• Exercise:
Begin with the line containing "Parse this screenshot: output" and copy each line exactly through the last line of the entries, inclusive.

Stored data entries:

* BEGIN *

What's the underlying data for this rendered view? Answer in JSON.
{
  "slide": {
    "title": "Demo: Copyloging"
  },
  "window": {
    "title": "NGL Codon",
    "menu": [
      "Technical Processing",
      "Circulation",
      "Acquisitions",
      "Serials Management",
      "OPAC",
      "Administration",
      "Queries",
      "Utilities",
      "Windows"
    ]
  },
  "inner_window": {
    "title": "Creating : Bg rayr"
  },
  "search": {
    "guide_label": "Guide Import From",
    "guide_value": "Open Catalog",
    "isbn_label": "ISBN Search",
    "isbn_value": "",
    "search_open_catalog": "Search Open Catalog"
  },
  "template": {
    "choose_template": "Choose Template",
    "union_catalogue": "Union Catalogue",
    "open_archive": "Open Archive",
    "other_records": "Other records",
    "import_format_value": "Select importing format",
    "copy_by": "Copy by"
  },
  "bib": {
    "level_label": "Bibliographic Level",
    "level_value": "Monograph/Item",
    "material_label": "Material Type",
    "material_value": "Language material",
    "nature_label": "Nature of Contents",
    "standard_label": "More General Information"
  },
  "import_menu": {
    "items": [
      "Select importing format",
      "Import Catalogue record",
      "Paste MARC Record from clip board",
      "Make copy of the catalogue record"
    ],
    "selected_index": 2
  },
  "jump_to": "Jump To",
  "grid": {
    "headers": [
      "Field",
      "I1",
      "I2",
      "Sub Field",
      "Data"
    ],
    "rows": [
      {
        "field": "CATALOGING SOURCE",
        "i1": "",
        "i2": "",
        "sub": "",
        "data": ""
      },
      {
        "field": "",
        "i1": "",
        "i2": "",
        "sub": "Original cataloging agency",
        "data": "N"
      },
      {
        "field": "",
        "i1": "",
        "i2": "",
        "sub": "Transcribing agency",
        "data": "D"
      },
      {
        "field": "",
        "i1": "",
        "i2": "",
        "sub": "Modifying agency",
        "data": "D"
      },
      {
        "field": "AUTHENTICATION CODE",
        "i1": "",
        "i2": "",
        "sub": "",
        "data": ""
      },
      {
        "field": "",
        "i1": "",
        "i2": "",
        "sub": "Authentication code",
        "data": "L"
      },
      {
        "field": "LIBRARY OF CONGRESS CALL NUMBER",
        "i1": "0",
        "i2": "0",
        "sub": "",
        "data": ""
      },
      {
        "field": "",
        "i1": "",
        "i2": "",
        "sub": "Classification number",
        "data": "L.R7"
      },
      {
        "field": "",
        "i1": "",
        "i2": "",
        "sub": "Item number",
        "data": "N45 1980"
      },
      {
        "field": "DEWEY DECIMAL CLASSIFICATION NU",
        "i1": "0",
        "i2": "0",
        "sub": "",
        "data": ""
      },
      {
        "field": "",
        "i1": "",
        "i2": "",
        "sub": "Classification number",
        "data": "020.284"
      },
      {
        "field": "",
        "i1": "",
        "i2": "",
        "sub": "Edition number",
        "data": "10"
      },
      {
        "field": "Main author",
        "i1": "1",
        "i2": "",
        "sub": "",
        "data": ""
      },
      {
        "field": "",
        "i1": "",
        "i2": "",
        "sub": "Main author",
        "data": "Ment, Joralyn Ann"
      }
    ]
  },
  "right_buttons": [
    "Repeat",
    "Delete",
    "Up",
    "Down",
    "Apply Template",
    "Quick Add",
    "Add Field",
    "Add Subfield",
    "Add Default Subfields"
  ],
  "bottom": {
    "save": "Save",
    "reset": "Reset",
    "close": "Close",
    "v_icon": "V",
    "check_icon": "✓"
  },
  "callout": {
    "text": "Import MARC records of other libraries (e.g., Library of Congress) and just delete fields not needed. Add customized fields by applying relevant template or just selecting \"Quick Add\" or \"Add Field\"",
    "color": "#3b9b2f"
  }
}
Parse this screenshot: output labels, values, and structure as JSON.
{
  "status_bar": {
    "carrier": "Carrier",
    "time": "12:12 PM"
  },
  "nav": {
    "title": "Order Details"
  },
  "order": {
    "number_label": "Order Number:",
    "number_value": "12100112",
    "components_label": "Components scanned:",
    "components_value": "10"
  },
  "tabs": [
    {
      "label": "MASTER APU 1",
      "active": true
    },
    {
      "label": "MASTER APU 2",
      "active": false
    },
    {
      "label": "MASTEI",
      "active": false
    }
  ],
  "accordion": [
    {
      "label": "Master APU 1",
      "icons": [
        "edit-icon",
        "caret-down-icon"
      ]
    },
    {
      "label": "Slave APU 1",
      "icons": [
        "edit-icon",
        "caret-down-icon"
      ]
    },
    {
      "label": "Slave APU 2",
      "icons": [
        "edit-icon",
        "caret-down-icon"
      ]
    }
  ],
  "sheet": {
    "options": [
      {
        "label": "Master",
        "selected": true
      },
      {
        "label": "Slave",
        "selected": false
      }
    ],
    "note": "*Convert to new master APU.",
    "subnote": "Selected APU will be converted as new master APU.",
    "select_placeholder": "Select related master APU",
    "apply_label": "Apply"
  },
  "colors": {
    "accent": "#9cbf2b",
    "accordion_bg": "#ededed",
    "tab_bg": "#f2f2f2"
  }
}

* END *

• The solution:
Parse this screenshot: output labels, values, and structure as JSON.
{
  "status_bar": {
    "carrier": "Carrier",
    "time": "12:12 PM"
  },
  "nav": {
    "title": "Order Details"
  },
  "order": {
    "number_label": "Order Number:",
    "number_value": "12100112",
    "components_label": "Components scanned:",
    "components_value": "10"
  },
  "tabs": [
    {
      "label": "MASTER APU 1",
      "active": true
    },
    {
      "label": "MASTER APU 2",
      "active": false
    },
    {
      "label": "MASTEI",
      "active": false
    }
  ],
  "accordion": [
    {
      "label": "Master APU 1",
      "icons": [
        "edit-icon",
        "caret-down-icon"
      ]
    },
    {
      "label": "Slave APU 1",
      "icons": [
        "edit-icon",
        "caret-down-icon"
      ]
    },
    {
      "label": "Slave APU 2",
      "icons": [
        "edit-icon",
        "caret-down-icon"
      ]
    }
  ],
  "sheet": {
    "options": [
      {
        "label": "Master",
        "selected": true
      },
      {
        "label": "Slave",
        "selected": false
      }
    ],
    "note": "*Convert to new master APU.",
    "subnote": "Selected APU will be converted as new master APU.",
    "select_placeholder": "Select related master APU",
    "apply_label": "Apply"
  },
  "colors": {
    "accent": "#9cbf2b",
    "accordion_bg": "#ededed",
    "tab_bg": "#f2f2f2"
  }
}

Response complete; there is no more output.